◆ RECORDS SHOWN
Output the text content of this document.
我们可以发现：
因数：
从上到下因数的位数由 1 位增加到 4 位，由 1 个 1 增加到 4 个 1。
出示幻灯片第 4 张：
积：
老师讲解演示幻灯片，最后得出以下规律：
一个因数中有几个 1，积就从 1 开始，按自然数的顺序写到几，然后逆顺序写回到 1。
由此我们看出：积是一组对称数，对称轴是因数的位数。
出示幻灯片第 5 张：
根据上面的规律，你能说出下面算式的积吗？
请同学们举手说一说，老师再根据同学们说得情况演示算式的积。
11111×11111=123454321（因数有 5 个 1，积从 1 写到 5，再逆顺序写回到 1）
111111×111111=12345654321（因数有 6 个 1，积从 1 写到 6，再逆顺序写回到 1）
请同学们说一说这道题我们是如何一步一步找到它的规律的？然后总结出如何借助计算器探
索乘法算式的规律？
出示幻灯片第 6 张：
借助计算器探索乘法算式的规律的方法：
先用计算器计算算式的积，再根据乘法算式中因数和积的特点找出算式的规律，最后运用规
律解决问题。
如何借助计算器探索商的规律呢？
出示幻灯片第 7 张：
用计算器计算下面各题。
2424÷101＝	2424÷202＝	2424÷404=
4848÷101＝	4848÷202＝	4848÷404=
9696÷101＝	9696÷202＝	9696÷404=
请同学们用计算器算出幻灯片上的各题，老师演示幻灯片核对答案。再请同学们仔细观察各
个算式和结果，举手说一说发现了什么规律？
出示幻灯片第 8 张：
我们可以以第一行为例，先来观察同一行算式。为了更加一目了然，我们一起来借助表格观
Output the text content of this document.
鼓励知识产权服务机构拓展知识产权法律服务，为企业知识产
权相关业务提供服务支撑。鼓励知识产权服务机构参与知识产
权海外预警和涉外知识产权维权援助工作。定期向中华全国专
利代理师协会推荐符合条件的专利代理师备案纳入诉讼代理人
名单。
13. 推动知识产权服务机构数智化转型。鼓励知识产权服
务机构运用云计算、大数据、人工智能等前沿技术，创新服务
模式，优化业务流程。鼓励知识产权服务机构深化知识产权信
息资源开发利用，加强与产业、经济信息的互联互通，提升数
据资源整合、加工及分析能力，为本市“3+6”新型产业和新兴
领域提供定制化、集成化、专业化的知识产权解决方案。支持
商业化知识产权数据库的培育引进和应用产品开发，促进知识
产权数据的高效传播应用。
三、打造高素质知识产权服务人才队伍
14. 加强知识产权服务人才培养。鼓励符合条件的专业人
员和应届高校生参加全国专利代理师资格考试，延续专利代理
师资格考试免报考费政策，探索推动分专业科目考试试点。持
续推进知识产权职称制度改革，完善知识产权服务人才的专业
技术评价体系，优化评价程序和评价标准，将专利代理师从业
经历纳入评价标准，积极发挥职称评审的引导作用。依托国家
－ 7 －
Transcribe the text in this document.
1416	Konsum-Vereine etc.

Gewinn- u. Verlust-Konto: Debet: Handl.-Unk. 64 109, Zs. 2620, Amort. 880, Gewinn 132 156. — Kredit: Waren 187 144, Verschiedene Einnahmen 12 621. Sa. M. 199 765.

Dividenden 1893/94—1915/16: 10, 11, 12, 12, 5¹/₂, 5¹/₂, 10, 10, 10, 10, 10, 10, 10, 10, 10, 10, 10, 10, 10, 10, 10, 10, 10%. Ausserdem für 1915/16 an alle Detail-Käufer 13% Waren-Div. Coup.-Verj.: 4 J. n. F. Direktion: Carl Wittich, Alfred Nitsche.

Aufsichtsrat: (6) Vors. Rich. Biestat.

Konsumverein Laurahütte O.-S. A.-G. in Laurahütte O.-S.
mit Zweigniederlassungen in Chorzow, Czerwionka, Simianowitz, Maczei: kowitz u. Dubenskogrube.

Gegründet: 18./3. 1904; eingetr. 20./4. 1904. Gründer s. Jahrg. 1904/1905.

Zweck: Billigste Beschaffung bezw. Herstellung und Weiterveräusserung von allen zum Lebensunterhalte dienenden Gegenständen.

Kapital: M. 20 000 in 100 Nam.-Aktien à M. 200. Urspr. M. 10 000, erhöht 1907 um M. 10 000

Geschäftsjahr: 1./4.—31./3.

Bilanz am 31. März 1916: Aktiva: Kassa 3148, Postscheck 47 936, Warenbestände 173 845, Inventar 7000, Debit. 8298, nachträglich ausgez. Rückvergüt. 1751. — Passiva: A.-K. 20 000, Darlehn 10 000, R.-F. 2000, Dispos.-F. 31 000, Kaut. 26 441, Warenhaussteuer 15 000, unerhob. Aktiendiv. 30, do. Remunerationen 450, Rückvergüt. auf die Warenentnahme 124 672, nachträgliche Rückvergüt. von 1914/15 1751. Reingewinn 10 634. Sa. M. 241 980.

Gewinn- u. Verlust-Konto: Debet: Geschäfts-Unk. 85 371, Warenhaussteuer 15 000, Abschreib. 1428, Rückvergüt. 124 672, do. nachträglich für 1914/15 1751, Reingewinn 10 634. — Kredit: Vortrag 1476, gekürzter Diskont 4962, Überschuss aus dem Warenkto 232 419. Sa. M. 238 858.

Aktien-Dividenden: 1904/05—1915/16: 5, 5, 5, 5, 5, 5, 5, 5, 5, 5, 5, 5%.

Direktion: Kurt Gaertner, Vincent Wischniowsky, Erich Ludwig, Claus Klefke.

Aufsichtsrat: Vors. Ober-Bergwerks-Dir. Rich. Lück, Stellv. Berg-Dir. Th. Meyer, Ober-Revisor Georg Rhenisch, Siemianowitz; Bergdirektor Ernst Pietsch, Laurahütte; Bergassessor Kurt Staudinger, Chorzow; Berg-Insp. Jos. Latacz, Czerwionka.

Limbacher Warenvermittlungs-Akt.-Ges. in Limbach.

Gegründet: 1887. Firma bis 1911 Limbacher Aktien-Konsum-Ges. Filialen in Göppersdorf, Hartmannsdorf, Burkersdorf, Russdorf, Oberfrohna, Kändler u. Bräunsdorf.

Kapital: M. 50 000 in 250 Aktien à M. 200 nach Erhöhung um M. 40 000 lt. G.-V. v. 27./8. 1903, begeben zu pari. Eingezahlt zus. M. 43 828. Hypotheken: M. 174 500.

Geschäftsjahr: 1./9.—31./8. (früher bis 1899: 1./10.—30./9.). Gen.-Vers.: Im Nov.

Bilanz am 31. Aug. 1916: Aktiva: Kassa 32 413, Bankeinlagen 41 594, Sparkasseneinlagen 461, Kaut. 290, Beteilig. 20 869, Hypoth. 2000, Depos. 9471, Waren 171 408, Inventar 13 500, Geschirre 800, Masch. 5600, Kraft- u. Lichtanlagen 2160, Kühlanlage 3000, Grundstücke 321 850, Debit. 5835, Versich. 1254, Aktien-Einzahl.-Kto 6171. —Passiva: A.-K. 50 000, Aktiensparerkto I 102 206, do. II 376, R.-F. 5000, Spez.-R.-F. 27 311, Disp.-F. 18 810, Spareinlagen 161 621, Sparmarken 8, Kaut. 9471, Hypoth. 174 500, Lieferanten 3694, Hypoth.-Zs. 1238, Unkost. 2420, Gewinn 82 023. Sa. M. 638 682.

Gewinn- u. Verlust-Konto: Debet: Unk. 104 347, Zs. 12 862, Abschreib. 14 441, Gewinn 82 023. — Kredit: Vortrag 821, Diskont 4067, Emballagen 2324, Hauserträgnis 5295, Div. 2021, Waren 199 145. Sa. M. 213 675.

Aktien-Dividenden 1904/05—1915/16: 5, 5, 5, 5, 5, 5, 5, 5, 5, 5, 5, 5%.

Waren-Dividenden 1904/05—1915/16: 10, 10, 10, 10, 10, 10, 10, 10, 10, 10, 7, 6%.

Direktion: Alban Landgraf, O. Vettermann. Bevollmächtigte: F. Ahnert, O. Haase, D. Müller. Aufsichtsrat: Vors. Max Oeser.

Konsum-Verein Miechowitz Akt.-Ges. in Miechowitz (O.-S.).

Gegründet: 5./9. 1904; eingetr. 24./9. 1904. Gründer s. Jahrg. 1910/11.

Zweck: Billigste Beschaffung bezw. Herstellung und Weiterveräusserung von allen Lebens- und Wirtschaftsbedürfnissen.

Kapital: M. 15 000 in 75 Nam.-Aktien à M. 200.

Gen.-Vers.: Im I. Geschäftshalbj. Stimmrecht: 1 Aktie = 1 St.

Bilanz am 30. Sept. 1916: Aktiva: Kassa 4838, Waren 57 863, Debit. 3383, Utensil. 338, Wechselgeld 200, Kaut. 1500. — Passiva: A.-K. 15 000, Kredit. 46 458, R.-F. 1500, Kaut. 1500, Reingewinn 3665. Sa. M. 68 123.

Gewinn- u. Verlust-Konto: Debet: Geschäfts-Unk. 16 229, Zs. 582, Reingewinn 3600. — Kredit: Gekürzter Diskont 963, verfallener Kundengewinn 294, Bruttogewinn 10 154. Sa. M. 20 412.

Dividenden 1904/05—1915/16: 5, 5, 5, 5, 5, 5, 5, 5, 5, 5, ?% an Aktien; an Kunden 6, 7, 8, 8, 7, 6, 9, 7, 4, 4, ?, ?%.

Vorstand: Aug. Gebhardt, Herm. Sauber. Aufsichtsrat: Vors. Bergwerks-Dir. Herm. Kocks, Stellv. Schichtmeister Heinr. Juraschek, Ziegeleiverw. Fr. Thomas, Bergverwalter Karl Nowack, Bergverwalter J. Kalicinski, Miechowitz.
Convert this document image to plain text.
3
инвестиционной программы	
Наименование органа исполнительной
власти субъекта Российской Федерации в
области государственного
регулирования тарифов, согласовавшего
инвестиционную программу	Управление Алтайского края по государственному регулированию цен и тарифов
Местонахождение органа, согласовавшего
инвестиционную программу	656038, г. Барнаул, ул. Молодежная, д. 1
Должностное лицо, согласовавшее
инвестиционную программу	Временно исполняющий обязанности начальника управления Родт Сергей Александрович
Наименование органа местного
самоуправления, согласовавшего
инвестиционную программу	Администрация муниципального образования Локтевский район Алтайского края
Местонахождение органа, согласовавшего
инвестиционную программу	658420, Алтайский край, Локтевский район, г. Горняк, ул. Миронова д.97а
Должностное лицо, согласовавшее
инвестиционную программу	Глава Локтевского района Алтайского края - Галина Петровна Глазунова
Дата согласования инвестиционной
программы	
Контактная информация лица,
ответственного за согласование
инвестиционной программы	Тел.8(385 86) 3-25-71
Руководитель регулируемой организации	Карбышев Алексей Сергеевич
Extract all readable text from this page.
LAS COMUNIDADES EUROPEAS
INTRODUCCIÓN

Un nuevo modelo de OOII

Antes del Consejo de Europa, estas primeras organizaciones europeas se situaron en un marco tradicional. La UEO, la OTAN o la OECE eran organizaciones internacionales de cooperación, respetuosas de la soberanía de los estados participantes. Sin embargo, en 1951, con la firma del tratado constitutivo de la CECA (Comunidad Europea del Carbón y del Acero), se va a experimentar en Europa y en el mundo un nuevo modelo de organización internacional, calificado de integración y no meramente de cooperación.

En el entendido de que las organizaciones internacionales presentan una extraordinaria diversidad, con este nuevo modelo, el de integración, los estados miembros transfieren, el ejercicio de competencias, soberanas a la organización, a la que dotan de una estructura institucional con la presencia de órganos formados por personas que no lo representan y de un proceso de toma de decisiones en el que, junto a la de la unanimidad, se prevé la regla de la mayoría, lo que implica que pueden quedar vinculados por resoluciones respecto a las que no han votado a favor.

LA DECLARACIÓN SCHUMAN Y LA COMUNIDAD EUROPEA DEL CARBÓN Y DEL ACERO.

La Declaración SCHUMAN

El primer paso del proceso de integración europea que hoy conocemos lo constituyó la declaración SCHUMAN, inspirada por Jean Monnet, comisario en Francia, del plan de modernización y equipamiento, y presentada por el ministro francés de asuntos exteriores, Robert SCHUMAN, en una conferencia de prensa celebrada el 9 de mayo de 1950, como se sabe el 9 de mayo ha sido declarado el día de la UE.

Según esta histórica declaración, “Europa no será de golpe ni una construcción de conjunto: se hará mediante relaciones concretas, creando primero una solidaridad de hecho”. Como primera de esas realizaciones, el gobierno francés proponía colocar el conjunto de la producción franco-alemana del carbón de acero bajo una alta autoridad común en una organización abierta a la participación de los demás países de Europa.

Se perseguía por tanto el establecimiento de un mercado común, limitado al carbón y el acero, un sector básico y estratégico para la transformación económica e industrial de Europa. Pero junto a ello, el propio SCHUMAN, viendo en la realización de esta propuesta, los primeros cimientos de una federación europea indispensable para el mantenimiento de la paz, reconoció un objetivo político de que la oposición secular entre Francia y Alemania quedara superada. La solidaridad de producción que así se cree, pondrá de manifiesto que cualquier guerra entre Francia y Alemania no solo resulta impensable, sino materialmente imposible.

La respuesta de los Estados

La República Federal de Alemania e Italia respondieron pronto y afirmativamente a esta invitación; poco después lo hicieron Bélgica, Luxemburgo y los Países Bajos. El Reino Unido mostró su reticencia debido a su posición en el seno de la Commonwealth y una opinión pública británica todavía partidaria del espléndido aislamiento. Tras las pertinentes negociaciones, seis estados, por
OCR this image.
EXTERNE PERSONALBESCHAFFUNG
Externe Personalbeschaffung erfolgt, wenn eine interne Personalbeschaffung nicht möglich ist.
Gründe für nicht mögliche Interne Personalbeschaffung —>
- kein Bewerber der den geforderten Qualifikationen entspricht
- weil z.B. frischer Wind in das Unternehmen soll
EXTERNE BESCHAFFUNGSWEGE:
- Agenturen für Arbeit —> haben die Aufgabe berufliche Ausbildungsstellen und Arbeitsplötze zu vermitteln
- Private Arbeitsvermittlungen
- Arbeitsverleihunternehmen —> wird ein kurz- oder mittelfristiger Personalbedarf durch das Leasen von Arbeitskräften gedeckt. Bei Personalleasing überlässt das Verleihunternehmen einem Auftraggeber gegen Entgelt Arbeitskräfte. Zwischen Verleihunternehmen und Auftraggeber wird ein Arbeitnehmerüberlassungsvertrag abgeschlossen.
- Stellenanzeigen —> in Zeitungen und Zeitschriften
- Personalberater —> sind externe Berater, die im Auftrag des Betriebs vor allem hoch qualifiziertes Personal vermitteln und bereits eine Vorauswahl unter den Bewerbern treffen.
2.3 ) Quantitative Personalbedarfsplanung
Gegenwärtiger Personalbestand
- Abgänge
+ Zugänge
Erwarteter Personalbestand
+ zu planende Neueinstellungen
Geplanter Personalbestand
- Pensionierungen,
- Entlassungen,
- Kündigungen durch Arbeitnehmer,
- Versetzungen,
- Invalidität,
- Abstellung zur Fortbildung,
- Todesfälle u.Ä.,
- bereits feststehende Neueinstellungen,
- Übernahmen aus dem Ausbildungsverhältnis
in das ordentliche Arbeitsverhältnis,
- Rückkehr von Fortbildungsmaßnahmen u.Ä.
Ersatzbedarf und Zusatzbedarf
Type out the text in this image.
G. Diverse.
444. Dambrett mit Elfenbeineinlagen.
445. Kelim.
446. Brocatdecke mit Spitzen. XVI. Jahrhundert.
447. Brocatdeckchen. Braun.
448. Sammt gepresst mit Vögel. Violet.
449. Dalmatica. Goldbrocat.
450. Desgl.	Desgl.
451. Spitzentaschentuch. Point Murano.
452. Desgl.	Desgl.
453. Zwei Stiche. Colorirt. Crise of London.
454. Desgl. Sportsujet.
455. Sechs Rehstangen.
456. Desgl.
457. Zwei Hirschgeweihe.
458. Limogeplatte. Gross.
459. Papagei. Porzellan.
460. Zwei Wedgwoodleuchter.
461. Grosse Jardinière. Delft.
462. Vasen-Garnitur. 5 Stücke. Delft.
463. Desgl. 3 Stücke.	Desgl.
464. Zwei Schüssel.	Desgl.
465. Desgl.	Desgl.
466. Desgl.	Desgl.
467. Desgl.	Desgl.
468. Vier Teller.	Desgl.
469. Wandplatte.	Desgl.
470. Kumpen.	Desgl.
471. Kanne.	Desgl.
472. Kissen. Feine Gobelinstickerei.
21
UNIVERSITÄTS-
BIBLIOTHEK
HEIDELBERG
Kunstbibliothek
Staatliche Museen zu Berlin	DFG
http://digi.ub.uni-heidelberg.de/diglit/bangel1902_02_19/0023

◆ AIM
Pick out each line above that includes "Neueinstellungen" and show it.

◆ THE ANSWER
+ zu planende Neueinstellungen
- bereits feststehende Neueinstellungen,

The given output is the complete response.